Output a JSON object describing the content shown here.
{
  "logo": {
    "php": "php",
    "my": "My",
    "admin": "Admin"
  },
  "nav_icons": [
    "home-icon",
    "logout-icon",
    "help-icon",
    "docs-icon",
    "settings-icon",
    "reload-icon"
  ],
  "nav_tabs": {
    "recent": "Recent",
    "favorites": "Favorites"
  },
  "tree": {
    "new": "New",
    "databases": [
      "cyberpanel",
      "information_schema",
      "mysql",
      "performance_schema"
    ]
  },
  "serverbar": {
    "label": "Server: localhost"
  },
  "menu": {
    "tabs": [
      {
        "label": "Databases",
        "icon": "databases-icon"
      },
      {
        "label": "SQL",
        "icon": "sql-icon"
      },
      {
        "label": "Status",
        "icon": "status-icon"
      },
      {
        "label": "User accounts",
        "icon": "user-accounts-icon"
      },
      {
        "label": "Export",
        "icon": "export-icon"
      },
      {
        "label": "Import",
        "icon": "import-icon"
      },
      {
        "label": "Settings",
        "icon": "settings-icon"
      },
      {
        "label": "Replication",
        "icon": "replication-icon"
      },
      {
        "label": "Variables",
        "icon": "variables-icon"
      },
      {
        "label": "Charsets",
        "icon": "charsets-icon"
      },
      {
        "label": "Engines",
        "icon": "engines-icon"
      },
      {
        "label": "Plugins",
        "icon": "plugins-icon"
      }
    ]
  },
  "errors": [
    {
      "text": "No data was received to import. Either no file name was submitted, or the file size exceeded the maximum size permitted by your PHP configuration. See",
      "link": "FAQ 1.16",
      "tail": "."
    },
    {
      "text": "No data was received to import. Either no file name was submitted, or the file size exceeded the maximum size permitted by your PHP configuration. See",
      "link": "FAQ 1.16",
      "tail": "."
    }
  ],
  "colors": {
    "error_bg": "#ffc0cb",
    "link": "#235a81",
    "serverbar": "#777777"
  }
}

====

Every entry should be printed again exactly as it stands.

Output a JSON object describing the content shown here.
{
  "logo": {
    "php": "php",
    "my": "My",
    "admin": "Admin"
  },
  "nav_icons": [
    "home-icon",
    "logout-icon",
    "help-icon",
    "docs-icon",
    "settings-icon",
    "reload-icon"
  ],
  "nav_tabs": {
    "recent": "Recent",
    "favorites": "Favorites"
  },
  "tree": {
    "new": "New",
    "databases": [
      "cyberpanel",
      "information_schema",
      "mysql",
      "performance_schema"
    ]
  },
  "serverbar": {
    "label": "Server: localhost"
  },
  "menu": {
    "tabs": [
      {
        "label": "Databases",
        "icon": "databases-icon"
      },
      {
        "label": "SQL",
        "icon": "sql-icon"
      },
      {
        "label": "Status",
        "icon": "status-icon"
      },
      {
        "label": "User accounts",
        "icon": "user-accounts-icon"
      },
      {
        "label": "Export",
        "icon": "export-icon"
      },
      {
        "label": "Import",
        "icon": "import-icon"
      },
      {
        "label": "Settings",
        "icon": "settings-icon"
      },
      {
        "label": "Replication",
        "icon": "replication-icon"
      },
      {
        "label": "Variables",
        "icon": "variables-icon"
      },
      {
        "label": "Charsets",
        "icon": "charsets-icon"
      },
      {
        "label": "Engines",
        "icon": "engines-icon"
      },
      {
        "label": "Plugins",
        "icon": "plugins-icon"
      }
    ]
  },
  "errors": [
    {
      "text": "No data was received to import. Either no file name was submitted, or the file size exceeded the maximum size permitted by your PHP configuration. See",
      "link": "FAQ 1.16",
      "tail": "."
    },
    {
      "text": "No data was received to import. Either no file name was submitted, or the file size exceeded the maximum size permitted by your PHP configuration. See",
      "link": "FAQ 1.16",
      "tail": "."
    }
  ],
  "colors": {
    "error_bg": "#ffc0cb",
    "link": "#235a81",
    "serverbar": "#777777"
  }
}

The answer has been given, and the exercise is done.